Short task
Return the records that follow unaltered. Omit every picture.

Information provided
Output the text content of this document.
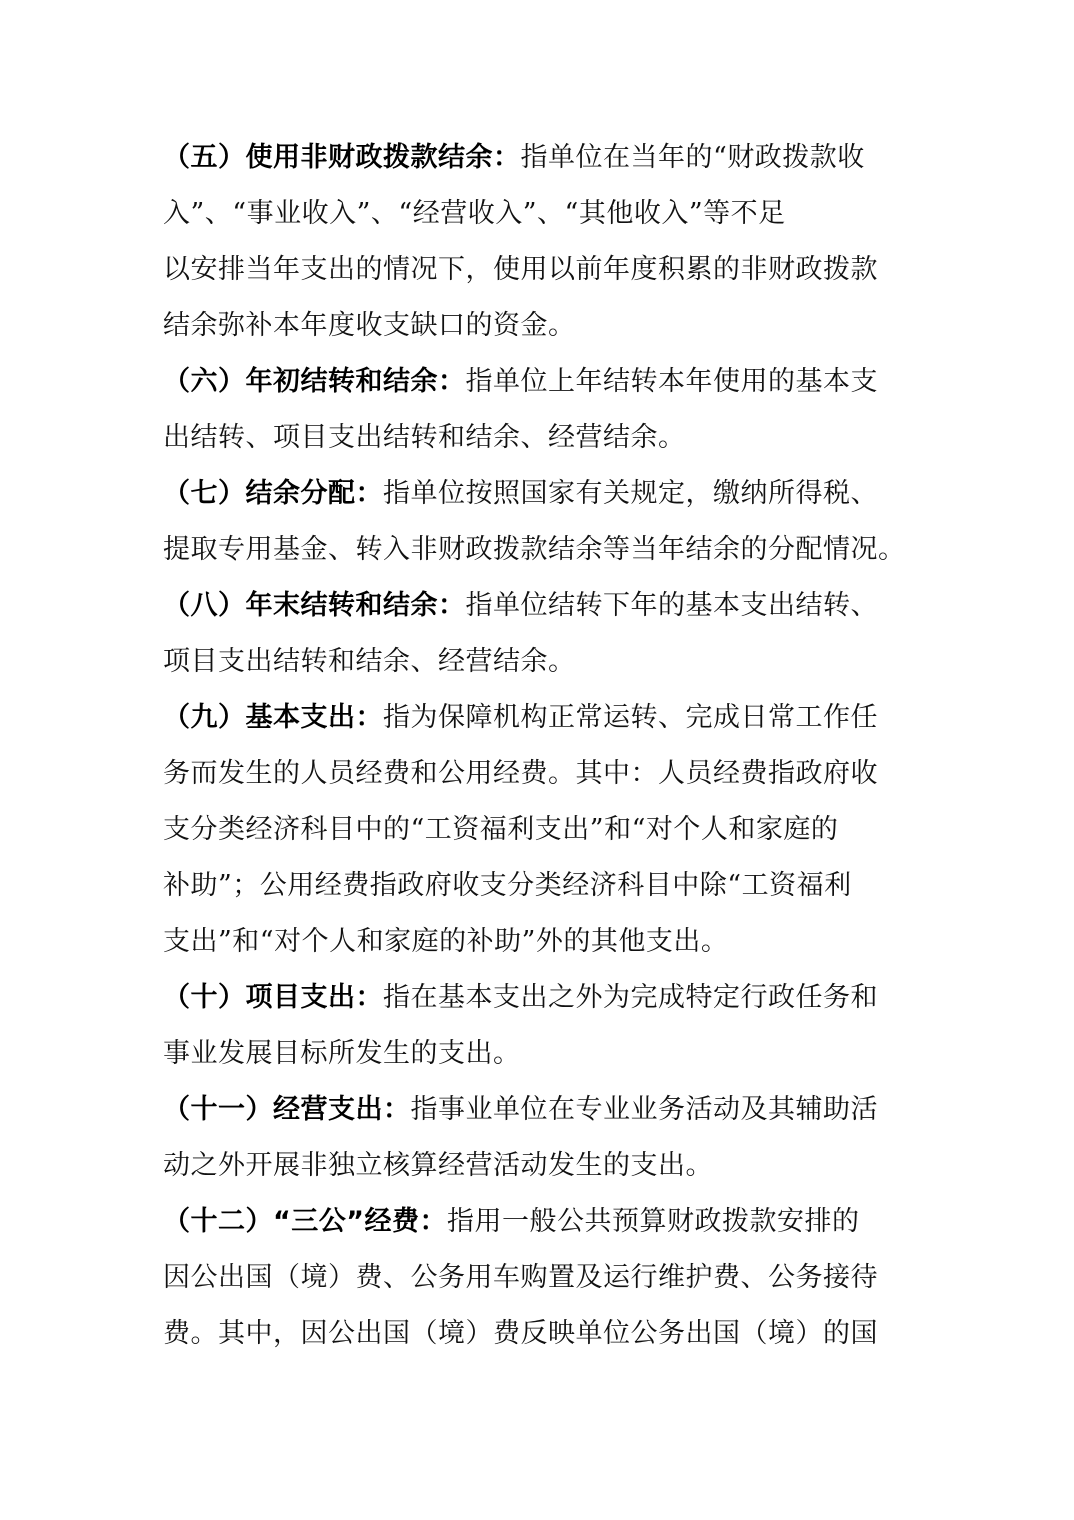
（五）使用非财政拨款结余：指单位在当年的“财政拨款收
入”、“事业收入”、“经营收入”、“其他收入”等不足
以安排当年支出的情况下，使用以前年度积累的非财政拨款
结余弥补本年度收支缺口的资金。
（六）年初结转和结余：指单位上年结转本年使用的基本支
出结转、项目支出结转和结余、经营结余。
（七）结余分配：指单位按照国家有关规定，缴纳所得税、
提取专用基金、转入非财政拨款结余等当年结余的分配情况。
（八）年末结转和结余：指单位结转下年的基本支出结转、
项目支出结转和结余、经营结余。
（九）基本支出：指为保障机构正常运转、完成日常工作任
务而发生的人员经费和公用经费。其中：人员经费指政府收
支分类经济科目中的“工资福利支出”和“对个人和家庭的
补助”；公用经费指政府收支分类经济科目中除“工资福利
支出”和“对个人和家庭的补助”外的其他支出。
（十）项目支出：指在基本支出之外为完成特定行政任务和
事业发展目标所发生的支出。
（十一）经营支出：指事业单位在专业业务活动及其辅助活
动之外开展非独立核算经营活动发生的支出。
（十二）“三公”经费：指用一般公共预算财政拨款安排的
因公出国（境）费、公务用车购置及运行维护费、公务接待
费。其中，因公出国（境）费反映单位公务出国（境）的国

Task result
Output the text content of this document.
（五）使用非财政拨款结余：指单位在当年的“财政拨款收
入”、“事业收入”、“经营收入”、“其他收入”等不足
以安排当年支出的情况下，使用以前年度积累的非财政拨款
结余弥补本年度收支缺口的资金。
（六）年初结转和结余：指单位上年结转本年使用的基本支
出结转、项目支出结转和结余、经营结余。
（七）结余分配：指单位按照国家有关规定，缴纳所得税、
提取专用基金、转入非财政拨款结余等当年结余的分配情况。
（八）年末结转和结余：指单位结转下年的基本支出结转、
项目支出结转和结余、经营结余。
（九）基本支出：指为保障机构正常运转、完成日常工作任
务而发生的人员经费和公用经费。其中：人员经费指政府收
支分类经济科目中的“工资福利支出”和“对个人和家庭的
补助”；公用经费指政府收支分类经济科目中除“工资福利
支出”和“对个人和家庭的补助”外的其他支出。
（十）项目支出：指在基本支出之外为完成特定行政任务和
事业发展目标所发生的支出。
（十一）经营支出：指事业单位在专业业务活动及其辅助活
动之外开展非独立核算经营活动发生的支出。
（十二）“三公”经费：指用一般公共预算财政拨款安排的
因公出国（境）费、公务用车购置及运行维护费、公务接待
费。其中，因公出国（境）费反映单位公务出国（境）的国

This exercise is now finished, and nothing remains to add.